• _EXERCISE INPUTS_:
BEGIN
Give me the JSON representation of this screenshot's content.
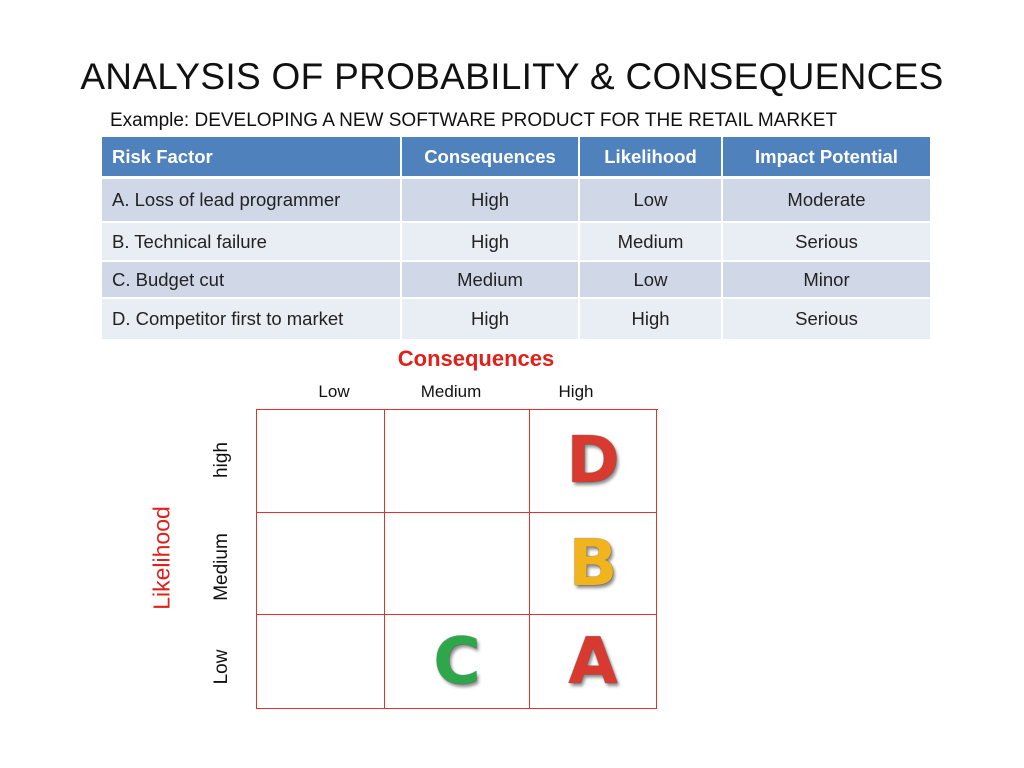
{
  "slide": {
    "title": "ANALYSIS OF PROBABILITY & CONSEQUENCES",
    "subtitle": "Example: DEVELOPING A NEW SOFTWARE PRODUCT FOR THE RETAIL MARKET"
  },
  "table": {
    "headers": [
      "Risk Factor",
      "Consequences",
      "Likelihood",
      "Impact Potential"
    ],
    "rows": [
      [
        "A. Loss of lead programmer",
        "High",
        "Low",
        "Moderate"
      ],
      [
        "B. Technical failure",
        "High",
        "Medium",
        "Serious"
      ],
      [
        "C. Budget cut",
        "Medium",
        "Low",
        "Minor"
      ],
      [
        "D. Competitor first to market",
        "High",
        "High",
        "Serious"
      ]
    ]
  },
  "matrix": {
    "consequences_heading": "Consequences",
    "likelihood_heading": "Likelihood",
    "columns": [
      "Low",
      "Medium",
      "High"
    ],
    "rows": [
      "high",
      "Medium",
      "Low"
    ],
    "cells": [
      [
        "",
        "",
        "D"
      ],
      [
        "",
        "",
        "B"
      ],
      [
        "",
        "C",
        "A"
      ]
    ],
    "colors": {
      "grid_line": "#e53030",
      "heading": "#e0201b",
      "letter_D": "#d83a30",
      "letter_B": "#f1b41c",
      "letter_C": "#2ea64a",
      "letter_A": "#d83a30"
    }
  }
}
END
• _TASK TO COMPLETE_:
Ignore the images and quote every line of the listing exactly.

• _FINAL ANSWER_:
Give me the JSON representation of this screenshot's content.
{
  "slide": {
    "title": "ANALYSIS OF PROBABILITY & CONSEQUENCES",
    "subtitle": "Example: DEVELOPING A NEW SOFTWARE PRODUCT FOR THE RETAIL MARKET"
  },
  "table": {
    "headers": [
      "Risk Factor",
      "Consequences",
      "Likelihood",
      "Impact Potential"
    ],
    "rows": [
      [
        "A. Loss of lead programmer",
        "High",
        "Low",
        "Moderate"
      ],
      [
        "B. Technical failure",
        "High",
        "Medium",
        "Serious"
      ],
      [
        "C. Budget cut",
        "Medium",
        "Low",
        "Minor"
      ],
      [
        "D. Competitor first to market",
        "High",
        "High",
        "Serious"
      ]
    ]
  },
  "matrix": {
    "consequences_heading": "Consequences",
    "likelihood_heading": "Likelihood",
    "columns": [
      "Low",
      "Medium",
      "High"
    ],
    "rows": [
      "high",
      "Medium",
      "Low"
    ],
    "cells": [
      [
        "",
        "",
        "D"
      ],
      [
        "",
        "",
        "B"
      ],
      [
        "",
        "C",
        "A"
      ]
    ],
    "colors": {
      "grid_line": "#e53030",
      "heading": "#e0201b",
      "letter_D": "#d83a30",
      "letter_B": "#f1b41c",
      "letter_C": "#2ea64a",
      "letter_A": "#d83a30"
    }
  }
}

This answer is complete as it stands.